## Requirement:
Your task is to output the listing word for word, with pictures excluded.

## Supplied entries:
┄┄┄┄┄┄┄┄┄┄

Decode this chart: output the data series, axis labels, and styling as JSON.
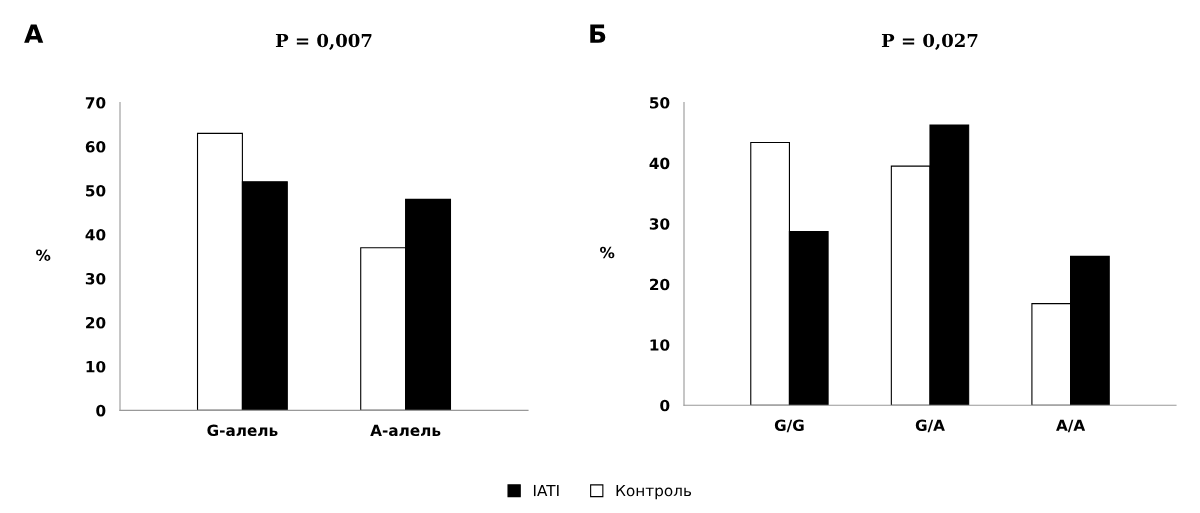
{
  "chart_data": [
    {
      "type": "bar",
      "title": "P = 0,007",
      "annotations": [
        "А"
      ],
      "ylabel": "%",
      "categories": [
        "G-алель",
        "А-алель"
      ],
      "series": [
        {
          "name": "Контроль",
          "color": "#ffffff",
          "values": [
            63,
            37
          ]
        },
        {
          "name": "IATI",
          "color": "#000000",
          "values": [
            52,
            48
          ]
        }
      ],
      "ylim": [
        0,
        70
      ],
      "yticks": [
        0,
        10,
        20,
        30,
        40,
        50,
        60,
        70
      ],
      "legend": "bottom"
    },
    {
      "type": "bar",
      "title": "P = 0,027",
      "annotations": [
        "Б"
      ],
      "ylabel": "%",
      "categories": [
        "G/G",
        "G/A",
        "A/A"
      ],
      "series": [
        {
          "color": "#ffffff",
          "values": [
            43.4,
            39.5,
            16.8
          ]
        },
        {
          "color": "#000000",
          "values": [
            28.7,
            46.3,
            24.6
          ]
        }
      ],
      "ylim": [
        0,
        50
      ],
      "yticks": [
        0,
        10,
        20,
        30,
        40,
        50
      ]
    }
  ]
}
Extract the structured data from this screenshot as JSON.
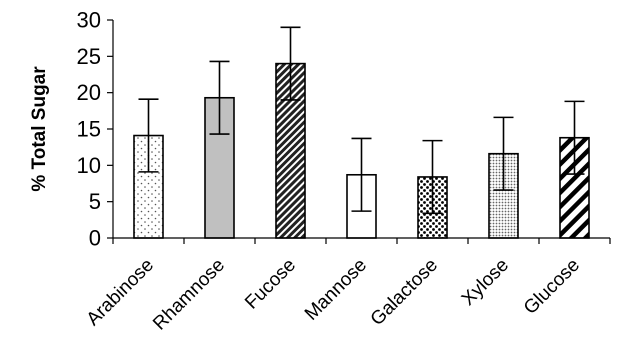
{
  "chart_data": {
    "type": "bar",
    "title": "",
    "xlabel": "",
    "ylabel": "% Total Sugar",
    "ylim": [
      0,
      30
    ],
    "yticks": [
      0,
      5,
      10,
      15,
      20,
      25,
      30
    ],
    "grid": false,
    "legend": "none",
    "categories": [
      "Arabinose",
      "Rhamnose",
      "Fucose",
      "Mannose",
      "Galactose",
      "Xylose",
      "Glucose"
    ],
    "values": [
      14.1,
      19.3,
      24.0,
      8.7,
      8.4,
      11.6,
      13.8
    ],
    "error": [
      5.0,
      5.0,
      5.0,
      5.0,
      5.0,
      5.0,
      5.0
    ],
    "patterns": [
      "sparse-dots",
      "solid-gray",
      "dense-diagonal",
      "solid-white",
      "dense-dots",
      "fine-dots",
      "wide-diagonal"
    ],
    "colors": {
      "axis": "#000000",
      "bar_outline": "#000000",
      "gray_fill": "#c0c0c0"
    }
  }
}
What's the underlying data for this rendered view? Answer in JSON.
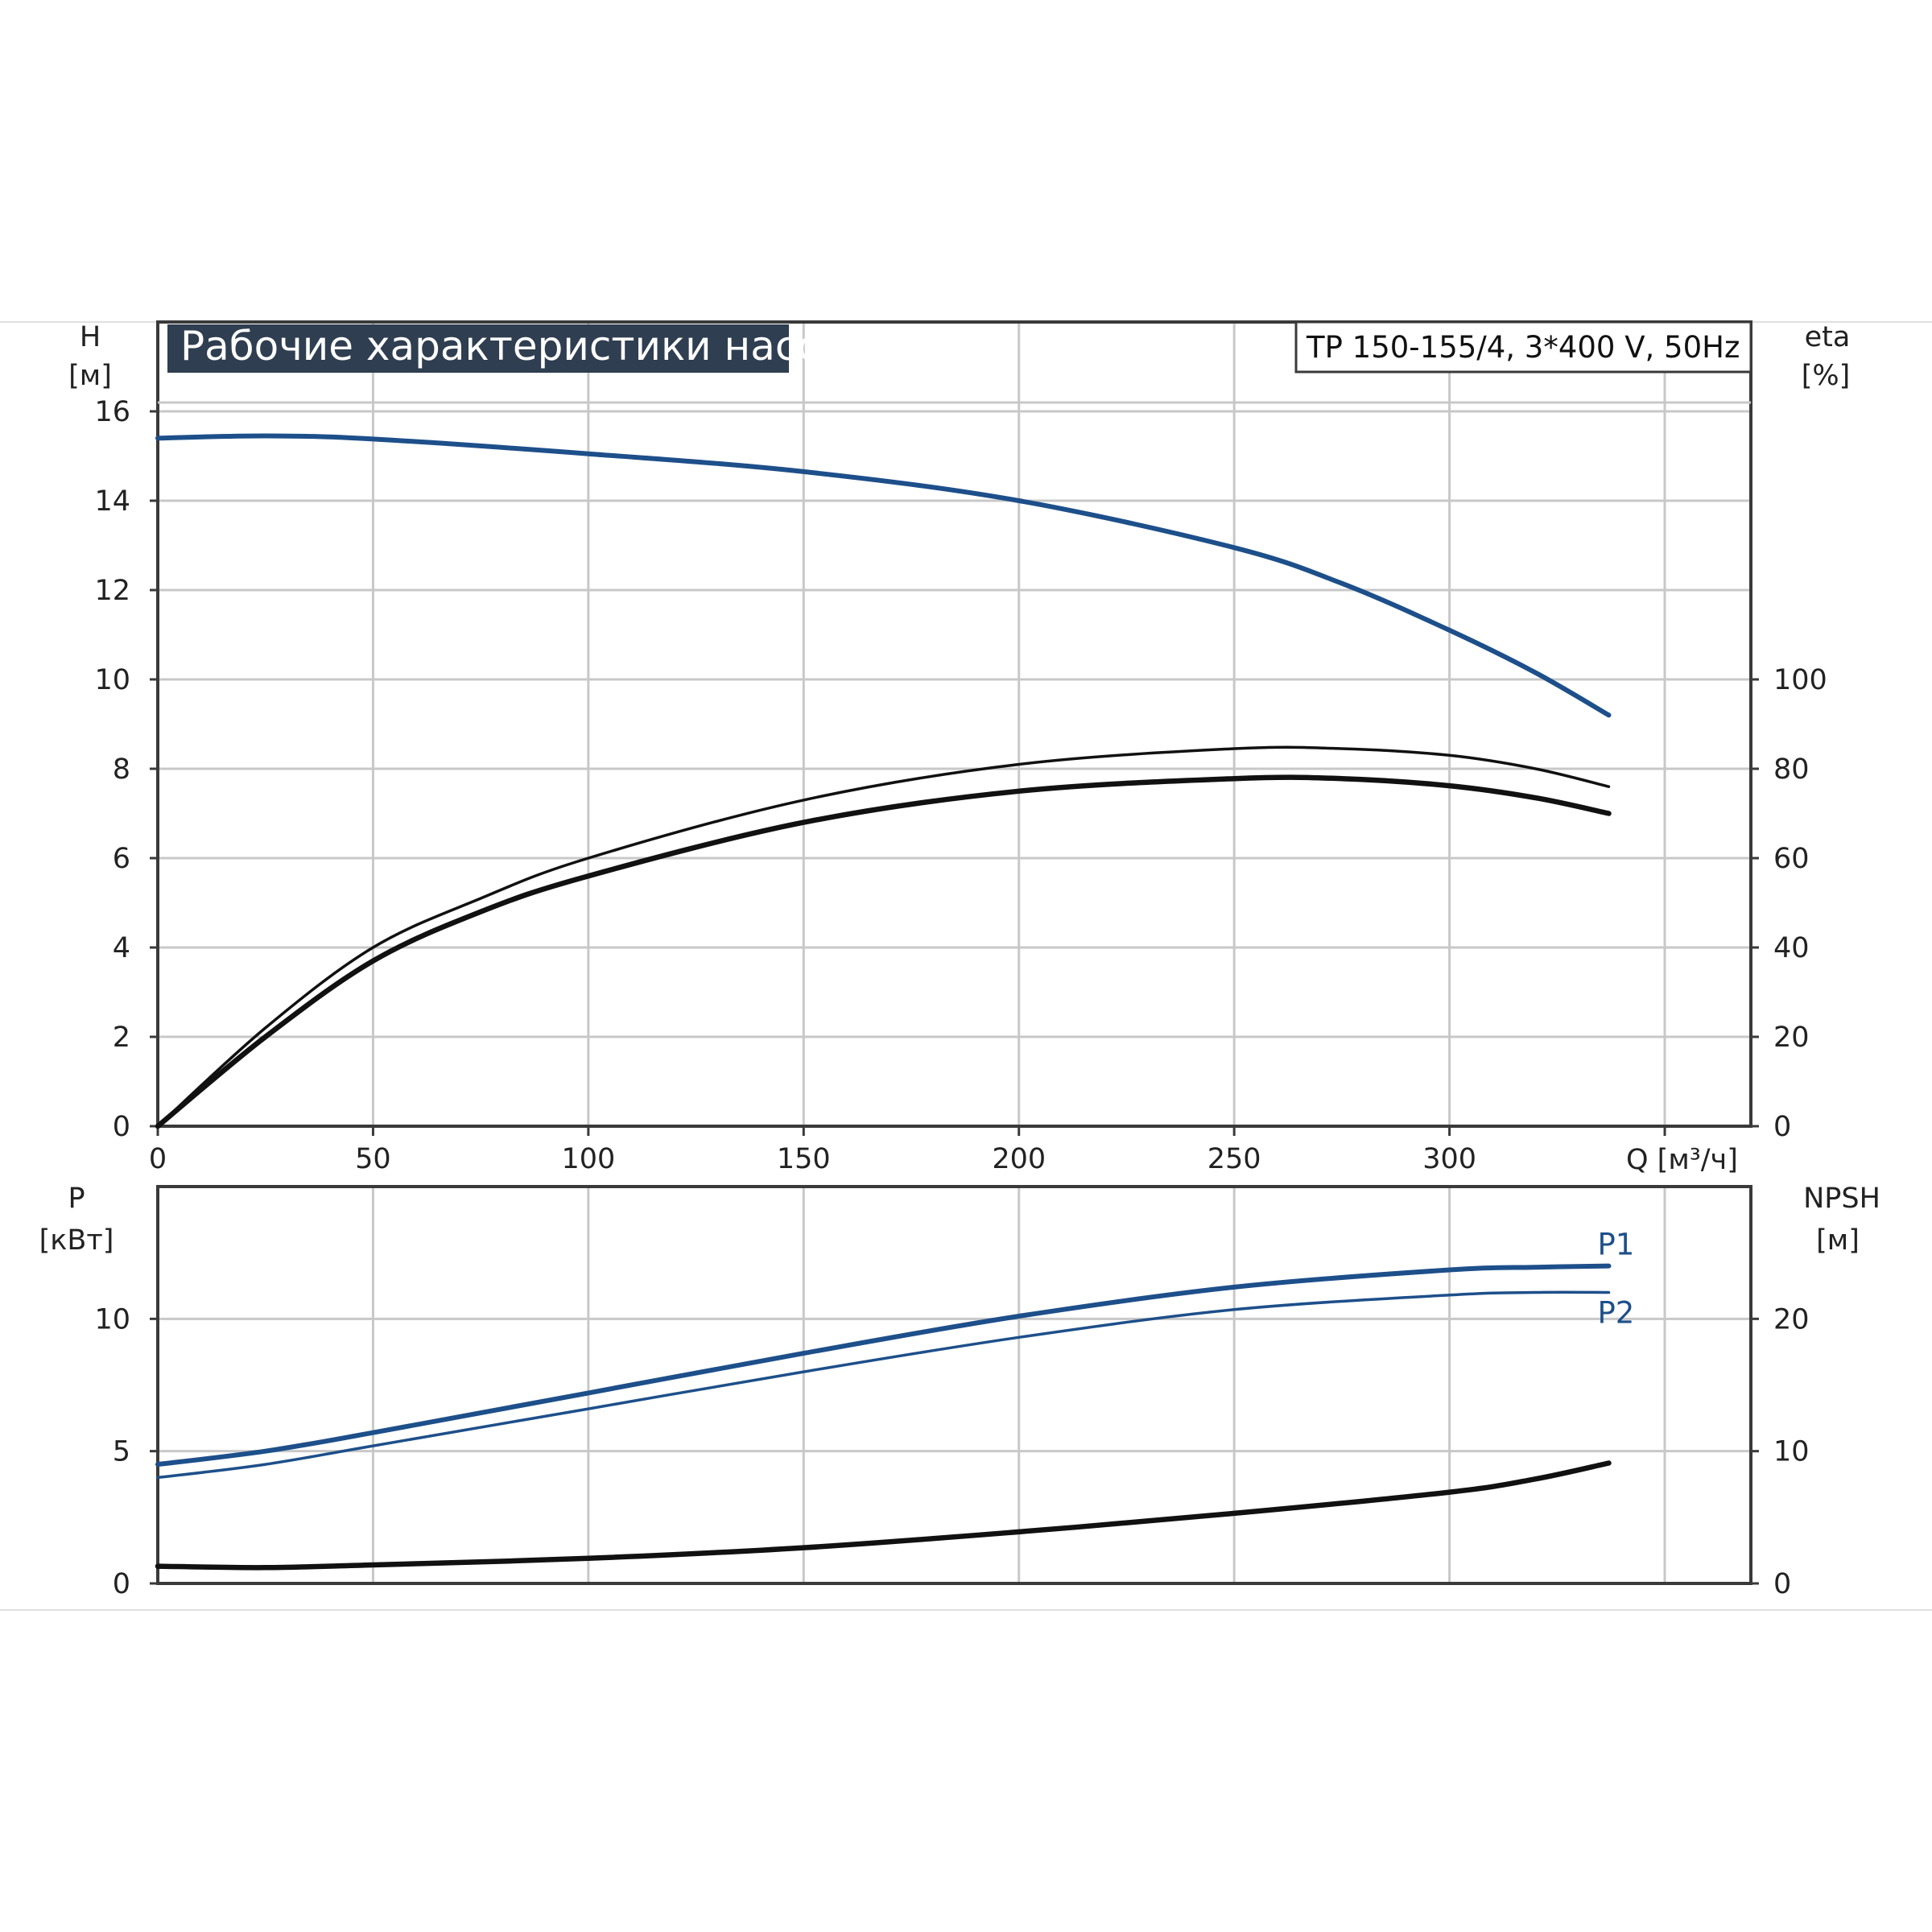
{
  "colors": {
    "blue": "#1d4f8a",
    "black": "#111111",
    "grid": "#c8c8c8",
    "frame": "#3a3a3a",
    "title_bg": "#2f3e50"
  },
  "header": {
    "title": "Рабочие характеристики насоса",
    "model": "TP 150-155/4, 3*400 V, 50Hz"
  },
  "chart_data": [
    {
      "type": "line",
      "top": {
        "ylabel_left": "H",
        "yunit_left": "[м]",
        "ylabel_right": "eta",
        "yunit_right": "[%]",
        "xlabel": "Q [м³/ч]",
        "xlim": [
          0,
          370
        ],
        "ylim_left": [
          0,
          18
        ],
        "ylim_right": [
          0,
          180
        ],
        "x_ticks": [
          "0",
          "50",
          "100",
          "150",
          "200",
          "250",
          "300"
        ],
        "y_ticks_left": [
          "0",
          "2",
          "4",
          "6",
          "8",
          "10",
          "12",
          "14",
          "16"
        ],
        "y_ticks_right": [
          "0",
          "20",
          "40",
          "60",
          "80",
          "100"
        ],
        "grid": true,
        "series": [
          {
            "axis": "left",
            "style": "blue-thick",
            "x": [
              0,
              25,
              50,
              100,
              150,
              200,
              250,
              275,
              300,
              320,
              337
            ],
            "y": [
              15.4,
              15.45,
              15.38,
              15.05,
              14.65,
              14.0,
              12.95,
              12.15,
              11.1,
              10.15,
              9.2
            ]
          },
          {
            "axis": "right",
            "style": "black-thin",
            "x": [
              0,
              25,
              50,
              75,
              100,
              150,
              200,
              250,
              275,
              300,
              320,
              337
            ],
            "y": [
              0,
              22,
              40,
              51,
              60,
              73,
              81,
              84.5,
              84.5,
              83,
              80,
              76
            ]
          },
          {
            "axis": "right",
            "style": "black-thick",
            "x": [
              0,
              25,
              50,
              75,
              100,
              150,
              200,
              250,
              275,
              300,
              320,
              337
            ],
            "y": [
              0,
              20,
              37,
              48,
              56,
              68,
              75,
              77.8,
              77.8,
              76.2,
              73.5,
              70
            ]
          }
        ]
      },
      "bottom": {
        "ylabel_left": "P",
        "yunit_left": "[кВт]",
        "ylabel_right": "NPSH",
        "yunit_right": "[м]",
        "xlim": [
          0,
          370
        ],
        "ylim_left": [
          0,
          15
        ],
        "ylim_right": [
          0,
          30
        ],
        "y_ticks_left": [
          "0",
          "5",
          "10"
        ],
        "y_ticks_right": [
          "0",
          "10",
          "20"
        ],
        "grid": true,
        "series": [
          {
            "name": "P1",
            "axis": "left",
            "style": "blue-thick",
            "x": [
              0,
              25,
              50,
              100,
              150,
              200,
              250,
              300,
              320,
              337
            ],
            "y": [
              4.5,
              5.0,
              5.7,
              7.2,
              8.7,
              10.1,
              11.2,
              11.85,
              11.95,
              12.0
            ]
          },
          {
            "name": "P2",
            "axis": "left",
            "style": "blue-thin",
            "x": [
              0,
              25,
              50,
              100,
              150,
              200,
              250,
              300,
              320,
              337
            ],
            "y": [
              4.0,
              4.5,
              5.2,
              6.6,
              8.0,
              9.3,
              10.35,
              10.9,
              11.0,
              11.0
            ]
          },
          {
            "axis": "right",
            "style": "black-thick",
            "x": [
              0,
              25,
              50,
              100,
              150,
              200,
              250,
              300,
              320,
              337
            ],
            "y": [
              1.3,
              1.2,
              1.4,
              1.9,
              2.7,
              3.9,
              5.3,
              6.9,
              7.9,
              9.1
            ]
          }
        ]
      }
    }
  ]
}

┄┄┄┄┄┄┄┄┄┄

## Answer below:
Decode this chart: output the data series, axis labels, and styling as JSON.
{
  "chart_data": [
    {
      "type": "bar",
      "title": "P = 0,007",
      "annotations": [
        "А"
      ],
      "ylabel": "%",
      "categories": [
        "G-алель",
        "А-алель"
      ],
      "series": [
        {
          "name": "Контроль",
          "color": "#ffffff",
          "values": [
            63,
            37
          ]
        },
        {
          "name": "IATI",
          "color": "#000000",
          "values": [
            52,
            48
          ]
        }
      ],
      "ylim": [
        0,
        70
      ],
      "yticks": [
        0,
        10,
        20,
        30,
        40,
        50,
        60,
        70
      ],
      "legend": "bottom"
    },
    {
      "type": "bar",
      "title": "P = 0,027",
      "annotations": [
        "Б"
      ],
      "ylabel": "%",
      "categories": [
        "G/G",
        "G/A",
        "A/A"
      ],
      "series": [
        {
          "color": "#ffffff",
          "values": [
            43.4,
            39.5,
            16.8
          ]
        },
        {
          "color": "#000000",
          "values": [
            28.7,
            46.3,
            24.6
          ]
        }
      ],
      "ylim": [
        0,
        50
      ],
      "yticks": [
        0,
        10,
        20,
        30,
        40,
        50
      ]
    }
  ]
}
Extract the structured data from this screenshot as JSON.
{
  "chart_data": {
    "type": "bar",
    "title": "",
    "xlabel": "",
    "ylabel": "% Total Sugar",
    "ylim": [
      0,
      30
    ],
    "yticks": [
      0,
      5,
      10,
      15,
      20,
      25,
      30
    ],
    "grid": false,
    "legend": "none",
    "categories": [
      "Arabinose",
      "Rhamnose",
      "Fucose",
      "Mannose",
      "Galactose",
      "Xylose",
      "Glucose"
    ],
    "values": [
      14.1,
      19.3,
      24.0,
      8.7,
      8.4,
      11.6,
      13.8
    ],
    "error": [
      5.0,
      5.0,
      5.0,
      5.0,
      5.0,
      5.0,
      5.0
    ],
    "patterns": [
      "sparse-dots",
      "solid-gray",
      "dense-diagonal",
      "solid-white",
      "dense-dots",
      "fine-dots",
      "wide-diagonal"
    ],
    "colors": {
      "axis": "#000000",
      "bar_outline": "#000000",
      "gray_fill": "#c0c0c0"
    }
  }
}
What's the underlying data for this rendered view? Answer in JSON.
{
  "colors": {
    "blue": "#1d4f8a",
    "black": "#111111",
    "grid": "#c8c8c8",
    "frame": "#3a3a3a",
    "title_bg": "#2f3e50"
  },
  "header": {
    "title": "Рабочие характеристики насоса",
    "model": "TP 150-155/4, 3*400 V, 50Hz"
  },
  "chart_data": [
    {
      "type": "line",
      "top": {
        "ylabel_left": "H",
        "yunit_left": "[м]",
        "ylabel_right": "eta",
        "yunit_right": "[%]",
        "xlabel": "Q [м³/ч]",
        "xlim": [
          0,
          370
        ],
        "ylim_left": [
          0,
          18
        ],
        "ylim_right": [
          0,
          180
        ],
        "x_ticks": [
          "0",
          "50",
          "100",
          "150",
          "200",
          "250",
          "300"
        ],
        "y_ticks_left": [
          "0",
          "2",
          "4",
          "6",
          "8",
          "10",
          "12",
          "14",
          "16"
        ],
        "y_ticks_right": [
          "0",
          "20",
          "40",
          "60",
          "80",
          "100"
        ],
        "grid": true,
        "series": [
          {
            "axis": "left",
            "style": "blue-thick",
            "x": [
              0,
              25,
              50,
              100,
              150,
              200,
              250,
              275,
              300,
              320,
              337
            ],
            "y": [
              15.4,
              15.45,
              15.38,
              15.05,
              14.65,
              14.0,
              12.95,
              12.15,
              11.1,
              10.15,
              9.2
            ]
          },
          {
            "axis": "right",
            "style": "black-thin",
            "x": [
              0,
              25,
              50,
              75,
              100,
              150,
              200,
              250,
              275,
              300,
              320,
              337
            ],
            "y": [
              0,
              22,
              40,
              51,
              60,
              73,
              81,
              84.5,
              84.5,
              83,
              80,
              76
            ]
          },
          {
            "axis": "right",
            "style": "black-thick",
            "x": [
              0,
              25,
              50,
              75,
              100,
              150,
              200,
              250,
              275,
              300,
              320,
              337
            ],
            "y": [
              0,
              20,
              37,
              48,
              56,
              68,
              75,
              77.8,
              77.8,
              76.2,
              73.5,
              70
            ]
          }
        ]
      },
      "bottom": {
        "ylabel_left": "P",
        "yunit_left": "[кВт]",
        "ylabel_right": "NPSH",
        "yunit_right": "[м]",
        "xlim": [
          0,
          370
        ],
        "ylim_left": [
          0,
          15
        ],
        "ylim_right": [
          0,
          30
        ],
        "y_ticks_left": [
          "0",
          "5",
          "10"
        ],
        "y_ticks_right": [
          "0",
          "10",
          "20"
        ],
        "grid": true,
        "series": [
          {
            "name": "P1",
            "axis": "left",
            "style": "blue-thick",
            "x": [
              0,
              25,
              50,
              100,
              150,
              200,
              250,
              300,
              320,
              337
            ],
            "y": [
              4.5,
              5.0,
              5.7,
              7.2,
              8.7,
              10.1,
              11.2,
              11.85,
              11.95,
              12.0
            ]
          },
          {
            "name": "P2",
            "axis": "left",
            "style": "blue-thin",
            "x": [
              0,
              25,
              50,
              100,
              150,
              200,
              250,
              300,
              320,
              337
            ],
            "y": [
              4.0,
              4.5,
              5.2,
              6.6,
              8.0,
              9.3,
              10.35,
              10.9,
              11.0,
              11.0
            ]
          },
          {
            "axis": "right",
            "style": "black-thick",
            "x": [
              0,
              25,
              50,
              100,
              150,
              200,
              250,
              300,
              320,
              337
            ],
            "y": [
              1.3,
              1.2,
              1.4,
              1.9,
              2.7,
              3.9,
              5.3,
              6.9,
              7.9,
              9.1
            ]
          }
        ]
      }
    }
  ]
}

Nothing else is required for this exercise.